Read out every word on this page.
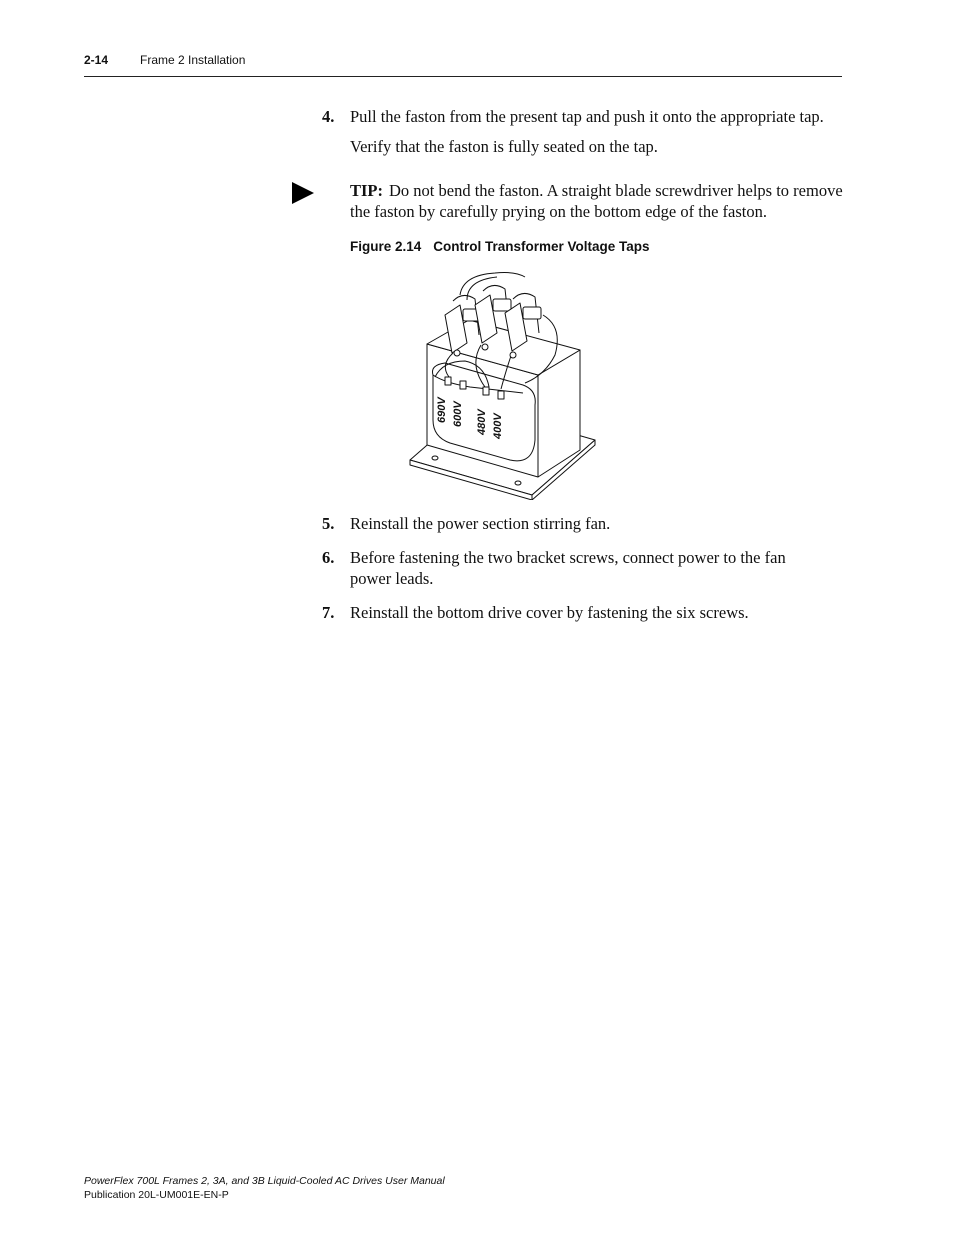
2-14	Frame 2 Installation
4. Pull the faston from the present tap and push it onto the appropriate tap.
Verify that the faston is fully seated on the tap.
TIP: Do not bend the faston. A straight blade screwdriver helps to remove the faston by carefully prying on the bottom edge of the faston.
Figure 2.14 Control Transformer Voltage Taps
690V 600V 480V 400V
5. Reinstall the power section stirring fan.
6. Before fastening the two bracket screws, connect power to the fan power leads.
7. Reinstall the bottom drive cover by fastening the six screws.
PowerFlex 700L Frames 2, 3A, and 3B Liquid-Cooled AC Drives User Manual
Publication 20L-UM001E-EN-P
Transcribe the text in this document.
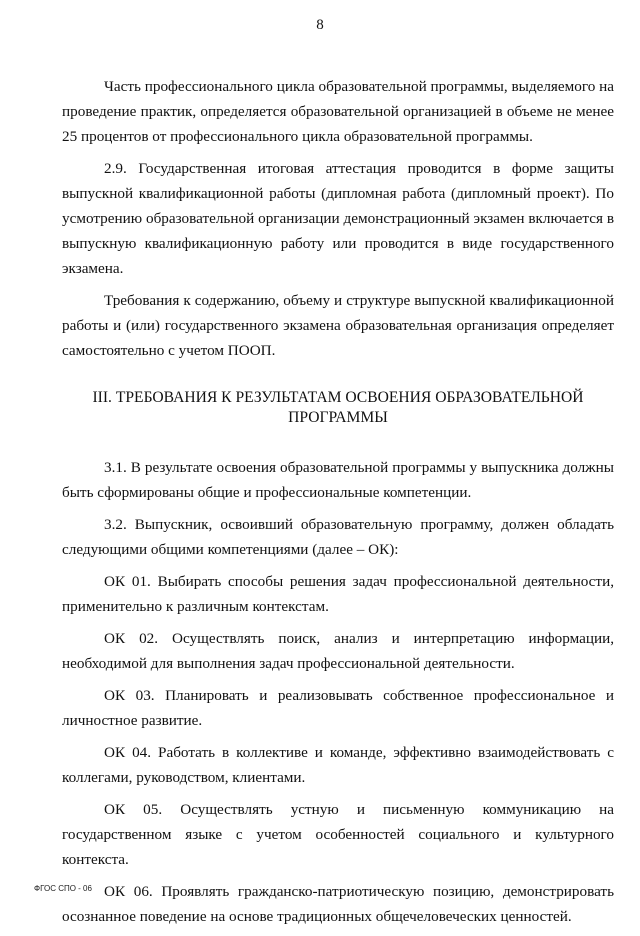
8

Часть профессионального цикла образовательной программы, выделяемого на проведение практик, определяется образовательной организацией в объеме не менее 25 процентов от профессионального цикла образовательной программы.

2.9. Государственная итоговая аттестация проводится в форме защиты выпускной квалификационной работы (дипломная работа (дипломный проект). По усмотрению образовательной организации демонстрационный экзамен включается в выпускную квалификационную работу или проводится в виде государственного экзамена.

Требования к содержанию, объему и структуре выпускной квалификационной работы и (или) государственного экзамена образовательная организация определяет самостоятельно с учетом ПООП.

III. ТРЕБОВАНИЯ К РЕЗУЛЬТАТАМ ОСВОЕНИЯ ОБРАЗОВАТЕЛЬНОЙ ПРОГРАММЫ

3.1. В результате освоения образовательной программы у выпускника должны быть сформированы общие и профессиональные компетенции.

3.2. Выпускник, освоивший образовательную программу, должен обладать следующими общими компетенциями (далее – ОК):

ОК 01. Выбирать способы решения задач профессиональной деятельности, применительно к различным контекстам.

ОК 02. Осуществлять поиск, анализ и интерпретацию информации, необходимой для выполнения задач профессиональной деятельности.

ОК 03. Планировать и реализовывать собственное профессиональное и личностное развитие.

ОК 04. Работать в коллективе и команде, эффективно взаимодействовать с коллегами, руководством, клиентами.

ОК 05. Осуществлять устную и письменную коммуникацию на государственном языке с учетом особенностей социального и культурного контекста.

ОК 06. Проявлять гражданско-патриотическую позицию, демонстрировать осознанное поведение на основе традиционных общечеловеческих ценностей.

ФГОС СПО - 06
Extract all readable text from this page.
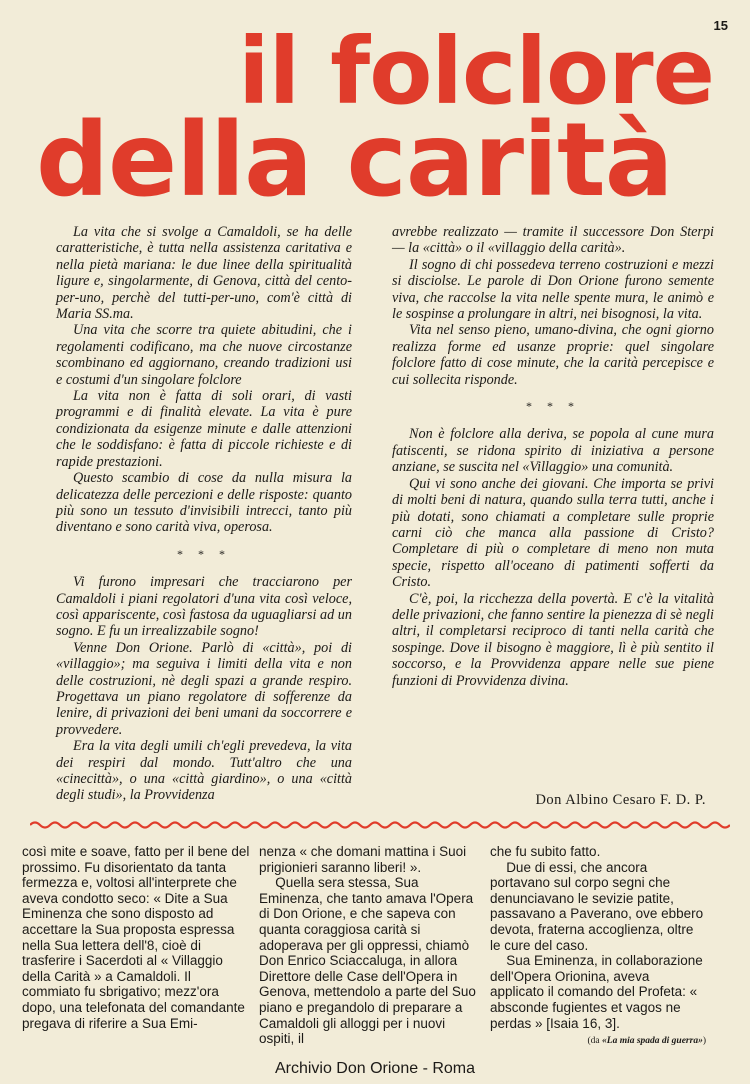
15
il folclore
della carità

La vita che si svolge a Camaldoli, se ha delle caratteristiche, è tutta nella assistenza caritativa e nella pietà mariana: le due linee della spiritualità ligure e, singolarmente, di Genova, città del cento-per-uno, perchè del tutti-per-uno, com'è città di Maria SS.ma.

Una vita che scorre tra quiete abitudini, che i regolamenti codificano, ma che nuove circostanze scombinano ed aggiornano, creando tradizioni usi e costumi d'un singolare folclore

La vita non è fatta di soli orari, di vasti programmi e di finalità elevate. La vita è pure condizionata da esigenze minute e dalle attenzioni che le soddisfano: è fatta di piccole richieste e di rapide prestazioni.

Questo scambio di cose da nulla misura la delicatezza delle percezioni e delle risposte: quanto più sono un tessuto d'invisibili intrecci, tanto più diventano e sono carità viva, operosa.

* * *

Vi furono impresari che tracciarono per Camaldoli i piani regolatori d'una vita così veloce, così appariscente, così fastosa da uguagliarsi ad un sogno. E fu un irrealizzabile sogno!

Venne Don Orione. Parlò di «città», poi di «villaggio»; ma seguiva i limiti della vita e non delle costruzioni, nè degli spazi a grande respiro. Progettava un piano regolatore di sofferenze da lenire, di privazioni dei beni umani da soccorrere e provvedere.

Era la vita degli umili ch'egli prevedeva, la vita dei respiri dal mondo. Tutt'altro che una «cinecittà», o una «città giardino», o una «città degli studi», la Provvidenza

avrebbe realizzato — tramite il successore Don Sterpi — la «città» o il «villaggio della carità».

Il sogno di chi possedeva terreno costruzioni e mezzi si disciolse. Le parole di Don Orione furono semente viva, che raccolse la vita nelle spente mura, le animò e le sospinse a prolungare in altri, nei bisognosi, la vita.

Vita nel senso pieno, umano-divina, che ogni giorno realizza forme ed usanze proprie: quel singolare folclore fatto di cose minute, che la carità percepisce e cui sollecita risponde.

* * *

Non è folclore alla deriva, se popola al cune mura fatiscenti, se ridona spirito di iniziativa a persone anziane, se suscita nel «Villaggio» una comunità.

Qui vi sono anche dei giovani. Che importa se privi di molti beni di natura, quando sulla terra tutti, anche i più dotati, sono chiamati a completare sulle proprie carni ciò che manca alla passione di Cristo? Completare di più o completare di meno non muta specie, rispetto all'oceano di patimenti sofferti da Cristo.

C'è, poi, la ricchezza della povertà. E c'è la vitalità delle privazioni, che fanno sentire la pienezza di sè negli altri, il completarsi reciproco di tanti nella carità che sospinge. Dove il bisogno è maggiore, lì è più sentito il soccorso, e la Provvidenza appare nelle sue piene funzioni di Provvidenza divina.

Don Albino Cesaro F. D. P.

così mite e soave, fatto per il bene del prossimo. Fu disorientato da tanta fermezza e, voltosi all'interprete che aveva condotto seco: « Dite a Sua Eminenza che sono disposto ad accettare la Sua proposta espressa nella Sua lettera dell'8, cioè di trasferire i Sacerdoti al « Villaggio della Carità » a Camaldoli. Il commiato fu sbrigativo; mezz'ora dopo, una telefonata del comandante pregava di riferire a Sua Emi-

nenza « che domani mattina i Suoi prigionieri saranno liberi! ».

Quella sera stessa, Sua Eminenza, che tanto amava l'Opera di Don Orione, e che sapeva con quanta coraggiosa carità si adoperava per gli oppressi, chiamò Don Enrico Sciaccaluga, in allora Direttore delle Case dell'Opera in Genova, mettendolo a parte del Suo piano e pregandolo di preparare a Camaldoli gli alloggi per i nuovi ospiti, il

che fu subito fatto.

Due di essi, che ancora portavano sul corpo segni che denunciavano le sevizie patite, passavano a Paverano, ove ebbero devota, fraterna accoglienza, oltre le cure del caso.

Sua Eminenza, in collaborazione dell'Opera Orionina, aveva applicato il comando del Profeta: « absconde fugientes et vagos ne perdas » [Isaia 16, 3].

(da «La mia spada di guerra»)

Archivio Don Orione - Roma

——

Work to be completed:
Reproduce every record above exactly, omitting the pictures.

Result for this exercise:
Read out every word on this page.
2-14	Frame 2 Installation
4. Pull the faston from the present tap and push it onto the appropriate tap.
Verify that the faston is fully seated on the tap.
TIP: Do not bend the faston. A straight blade screwdriver helps to remove the faston by carefully prying on the bottom edge of the faston.
Figure 2.14 Control Transformer Voltage Taps
690V 600V 480V 400V
5. Reinstall the power section stirring fan.
6. Before fastening the two bracket screws, connect power to the fan power leads.
7. Reinstall the bottom drive cover by fastening the six screws.
PowerFlex 700L Frames 2, 3A, and 3B Liquid-Cooled AC Drives User Manual
Publication 20L-UM001E-EN-P
Transcribe the text in this document.
8

Часть профессионального цикла образовательной программы, выделяемого на проведение практик, определяется образовательной организацией в объеме не менее 25 процентов от профессионального цикла образовательной программы.

2.9. Государственная итоговая аттестация проводится в форме защиты выпускной квалификационной работы (дипломная работа (дипломный проект). По усмотрению образовательной организации демонстрационный экзамен включается в выпускную квалификационную работу или проводится в виде государственного экзамена.

Требования к содержанию, объему и структуре выпускной квалификационной работы и (или) государственного экзамена образовательная организация определяет самостоятельно с учетом ПООП.

III. ТРЕБОВАНИЯ К РЕЗУЛЬТАТАМ ОСВОЕНИЯ ОБРАЗОВАТЕЛЬНОЙ ПРОГРАММЫ

3.1. В результате освоения образовательной программы у выпускника должны быть сформированы общие и профессиональные компетенции.

3.2. Выпускник, освоивший образовательную программу, должен обладать следующими общими компетенциями (далее – ОК):

ОК 01. Выбирать способы решения задач профессиональной деятельности, применительно к различным контекстам.

ОК 02. Осуществлять поиск, анализ и интерпретацию информации, необходимой для выполнения задач профессиональной деятельности.

ОК 03. Планировать и реализовывать собственное профессиональное и личностное развитие.

ОК 04. Работать в коллективе и команде, эффективно взаимодействовать с коллегами, руководством, клиентами.

ОК 05. Осуществлять устную и письменную коммуникацию на государственном языке с учетом особенностей социального и культурного контекста.

ОК 06. Проявлять гражданско-патриотическую позицию, демонстрировать осознанное поведение на основе традиционных общечеловеческих ценностей.

ФГОС СПО - 06
Extract all readable text from this page.
15
il folclore
della carità

La vita che si svolge a Camaldoli, se ha delle caratteristiche, è tutta nella assistenza caritativa e nella pietà mariana: le due linee della spiritualità ligure e, singolarmente, di Genova, città del cento-per-uno, perchè del tutti-per-uno, com'è città di Maria SS.ma.

Una vita che scorre tra quiete abitudini, che i regolamenti codificano, ma che nuove circostanze scombinano ed aggiornano, creando tradizioni usi e costumi d'un singolare folclore

La vita non è fatta di soli orari, di vasti programmi e di finalità elevate. La vita è pure condizionata da esigenze minute e dalle attenzioni che le soddisfano: è fatta di piccole richieste e di rapide prestazioni.

Questo scambio di cose da nulla misura la delicatezza delle percezioni e delle risposte: quanto più sono un tessuto d'invisibili intrecci, tanto più diventano e sono carità viva, operosa.

* * *

Vi furono impresari che tracciarono per Camaldoli i piani regolatori d'una vita così veloce, così appariscente, così fastosa da uguagliarsi ad un sogno. E fu un irrealizzabile sogno!

Venne Don Orione. Parlò di «città», poi di «villaggio»; ma seguiva i limiti della vita e non delle costruzioni, nè degli spazi a grande respiro. Progettava un piano regolatore di sofferenze da lenire, di privazioni dei beni umani da soccorrere e provvedere.

Era la vita degli umili ch'egli prevedeva, la vita dei respiri dal mondo. Tutt'altro che una «cinecittà», o una «città giardino», o una «città degli studi», la Provvidenza

avrebbe realizzato — tramite il successore Don Sterpi — la «città» o il «villaggio della carità».

Il sogno di chi possedeva terreno costruzioni e mezzi si disciolse. Le parole di Don Orione furono semente viva, che raccolse la vita nelle spente mura, le animò e le sospinse a prolungare in altri, nei bisognosi, la vita.

Vita nel senso pieno, umano-divina, che ogni giorno realizza forme ed usanze proprie: quel singolare folclore fatto di cose minute, che la carità percepisce e cui sollecita risponde.

* * *

Non è folclore alla deriva, se popola al cune mura fatiscenti, se ridona spirito di iniziativa a persone anziane, se suscita nel «Villaggio» una comunità.

Qui vi sono anche dei giovani. Che importa se privi di molti beni di natura, quando sulla terra tutti, anche i più dotati, sono chiamati a completare sulle proprie carni ciò che manca alla passione di Cristo? Completare di più o completare di meno non muta specie, rispetto all'oceano di patimenti sofferti da Cristo.

C'è, poi, la ricchezza della povertà. E c'è la vitalità delle privazioni, che fanno sentire la pienezza di sè negli altri, il completarsi reciproco di tanti nella carità che sospinge. Dove il bisogno è maggiore, lì è più sentito il soccorso, e la Provvidenza appare nelle sue piene funzioni di Provvidenza divina.

Don Albino Cesaro F. D. P.

così mite e soave, fatto per il bene del prossimo. Fu disorientato da tanta fermezza e, voltosi all'interprete che aveva condotto seco: « Dite a Sua Eminenza che sono disposto ad accettare la Sua proposta espressa nella Sua lettera dell'8, cioè di trasferire i Sacerdoti al « Villaggio della Carità » a Camaldoli. Il commiato fu sbrigativo; mezz'ora dopo, una telefonata del comandante pregava di riferire a Sua Emi-

nenza « che domani mattina i Suoi prigionieri saranno liberi! ».

Quella sera stessa, Sua Eminenza, che tanto amava l'Opera di Don Orione, e che sapeva con quanta coraggiosa carità si adoperava per gli oppressi, chiamò Don Enrico Sciaccaluga, in allora Direttore delle Case dell'Opera in Genova, mettendolo a parte del Suo piano e pregandolo di preparare a Camaldoli gli alloggi per i nuovi ospiti, il

che fu subito fatto.

Due di essi, che ancora portavano sul corpo segni che denunciavano le sevizie patite, passavano a Paverano, ove ebbero devota, fraterna accoglienza, oltre le cure del caso.

Sua Eminenza, in collaborazione dell'Opera Orionina, aveva applicato il comando del Profeta: « absconde fugientes et vagos ne perdas » [Isaia 16, 3].

(da «La mia spada di guerra»)

Archivio Don Orione - Roma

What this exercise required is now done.